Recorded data
···
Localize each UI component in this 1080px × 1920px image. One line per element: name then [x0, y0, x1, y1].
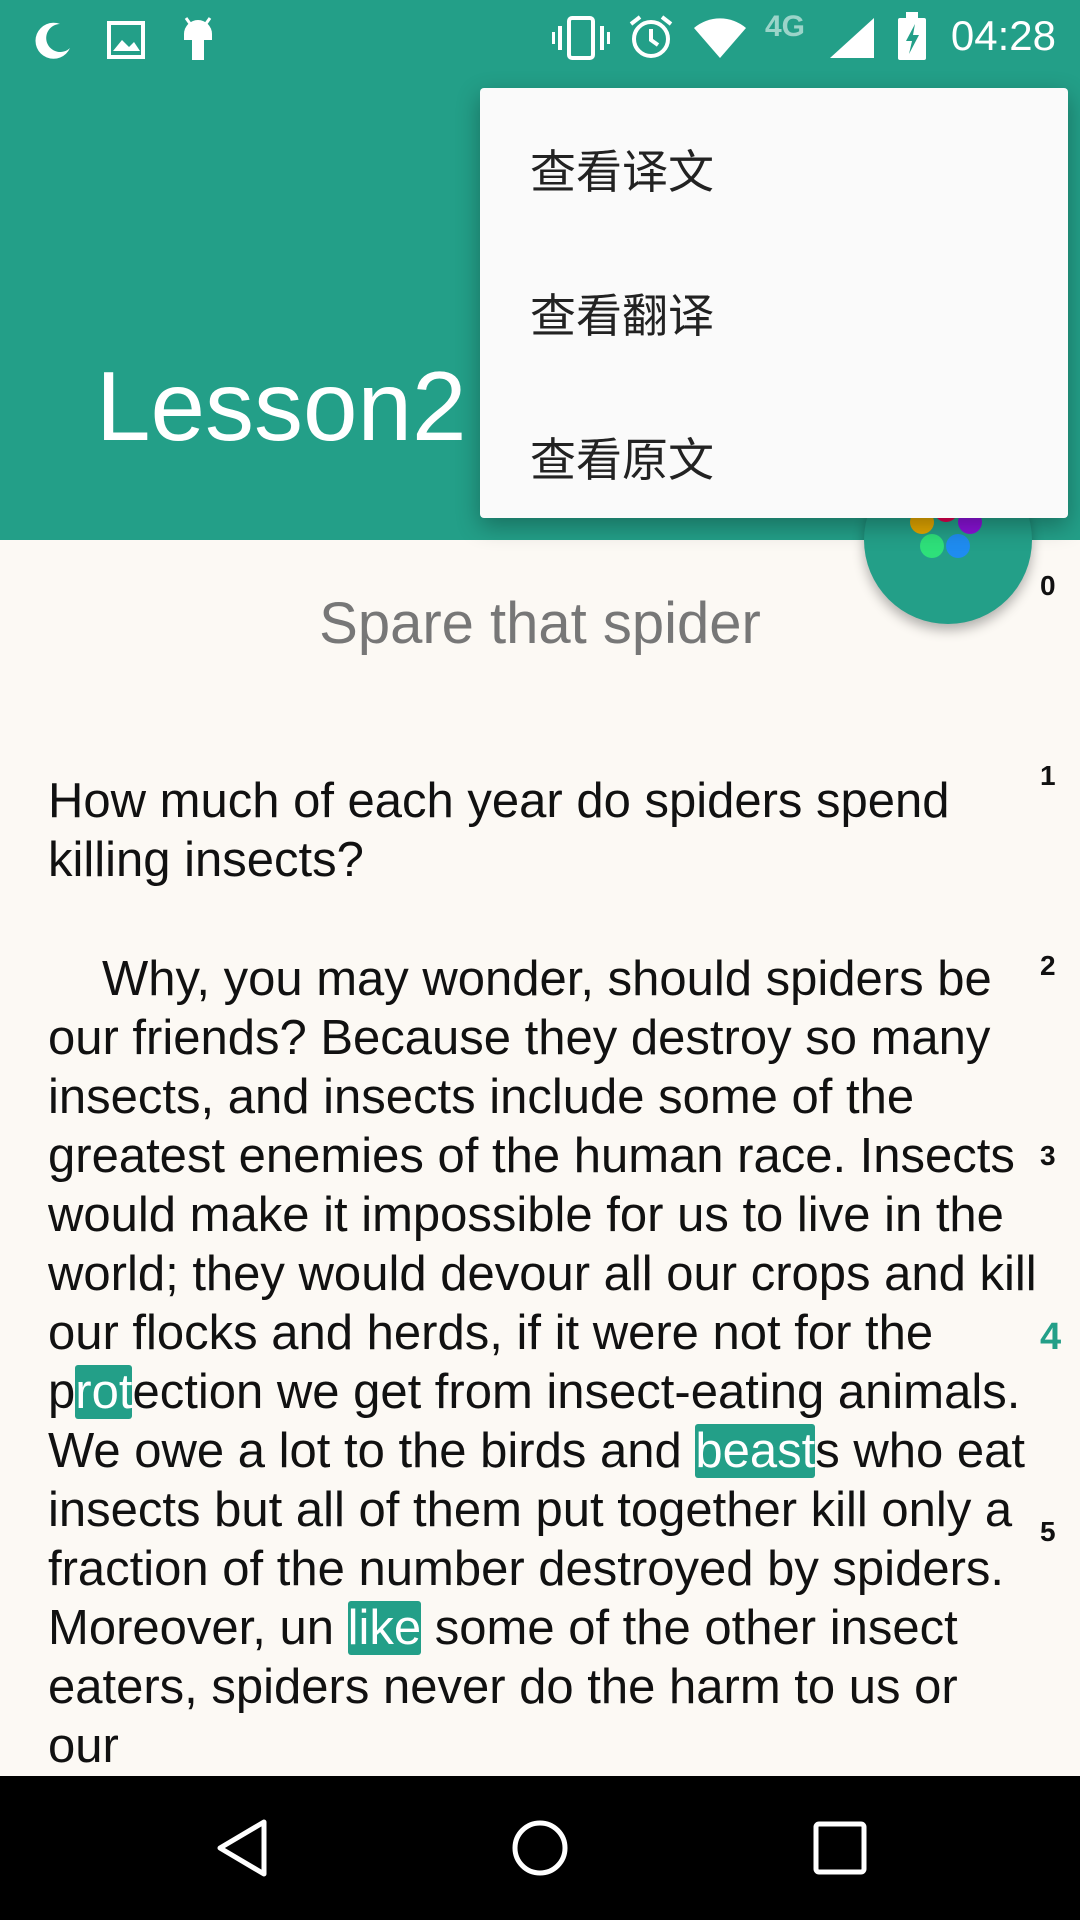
moon-icon: [35, 22, 70, 59]
paragraph-number[interactable]: 5: [1040, 1516, 1056, 1548]
recents-icon[interactable]: [812, 1820, 868, 1876]
article-body: Why, you may wonder, should spiders be o…: [48, 950, 1038, 1776]
status-bar: 4G 04:28: [0, 0, 1080, 76]
battery-charging-icon: [898, 12, 926, 60]
image-icon: [107, 21, 145, 59]
navigation-bar: [0, 1776, 1080, 1920]
wifi-icon: [694, 18, 746, 58]
article-title: Spare that spider: [319, 591, 761, 656]
body-text-segment: Why, you may wonder, should spiders be o…: [48, 952, 1037, 1419]
paragraph-number[interactable]: 0: [1040, 570, 1056, 602]
android-icon: [184, 17, 212, 60]
question-text: How much of each year do spiders spend k…: [48, 774, 950, 887]
vibrate-icon: [552, 16, 610, 60]
highlighted-word[interactable]: like: [347, 1601, 422, 1655]
network-type: 4G: [765, 10, 806, 43]
paragraph-number[interactable]: 3: [1040, 1140, 1056, 1172]
alarm-icon: [629, 15, 673, 58]
menu-item-view-translate[interactable]: 查看翻译: [480, 244, 1068, 388]
lesson-title: Lesson2: [96, 351, 467, 461]
overflow-menu: 查看译文 查看翻译 查看原文: [480, 88, 1068, 518]
highlighted-word[interactable]: beast: [695, 1424, 816, 1478]
paragraph-number[interactable]: 2: [1040, 950, 1056, 982]
menu-item-view-original[interactable]: 查看原文: [480, 388, 1068, 532]
menu-item-view-translation[interactable]: 查看译文: [480, 100, 1068, 244]
signal-icon: [830, 18, 874, 58]
highlighted-word[interactable]: rot: [75, 1365, 133, 1419]
back-icon[interactable]: [212, 1816, 272, 1880]
paragraph-number[interactable]: 1: [1040, 760, 1056, 792]
clock: 04:28: [950, 12, 1056, 59]
home-icon[interactable]: [510, 1818, 570, 1878]
paragraph-number-active[interactable]: 4: [1040, 1316, 1061, 1359]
···
→ Required work
Return every line of the records above word for word, leaving out the pictures.

→ Result for this exercise
Localize each UI component in this 1080px × 1920px image. One line per element: name then [x0, y0, x1, y1].
moon-icon: [35, 22, 70, 59]
paragraph-number[interactable]: 5: [1040, 1516, 1056, 1548]
recents-icon[interactable]: [812, 1820, 868, 1876]
article-body: Why, you may wonder, should spiders be o…: [48, 950, 1038, 1776]
status-bar: 4G 04:28: [0, 0, 1080, 76]
battery-charging-icon: [898, 12, 926, 60]
image-icon: [107, 21, 145, 59]
navigation-bar: [0, 1776, 1080, 1920]
wifi-icon: [694, 18, 746, 58]
article-title: Spare that spider: [319, 591, 761, 656]
body-text-segment: Why, you may wonder, should spiders be o…: [48, 952, 1037, 1419]
paragraph-number[interactable]: 0: [1040, 570, 1056, 602]
android-icon: [184, 17, 212, 60]
question-text: How much of each year do spiders spend k…: [48, 774, 950, 887]
vibrate-icon: [552, 16, 610, 60]
highlighted-word[interactable]: like: [347, 1601, 422, 1655]
network-type: 4G: [765, 10, 806, 43]
paragraph-number[interactable]: 3: [1040, 1140, 1056, 1172]
alarm-icon: [629, 15, 673, 58]
menu-item-view-translate[interactable]: 查看翻译: [480, 244, 1068, 388]
lesson-title: Lesson2: [96, 351, 467, 461]
overflow-menu: 查看译文 查看翻译 查看原文: [480, 88, 1068, 518]
highlighted-word[interactable]: beast: [695, 1424, 816, 1478]
paragraph-number[interactable]: 2: [1040, 950, 1056, 982]
menu-item-view-original[interactable]: 查看原文: [480, 388, 1068, 532]
menu-item-view-translation[interactable]: 查看译文: [480, 100, 1068, 244]
signal-icon: [830, 18, 874, 58]
highlighted-word[interactable]: rot: [75, 1365, 133, 1419]
back-icon[interactable]: [212, 1816, 272, 1880]
paragraph-number[interactable]: 1: [1040, 760, 1056, 792]
clock: 04:28: [950, 12, 1056, 59]
home-icon[interactable]: [510, 1818, 570, 1878]
paragraph-number-active[interactable]: 4: [1040, 1316, 1061, 1359]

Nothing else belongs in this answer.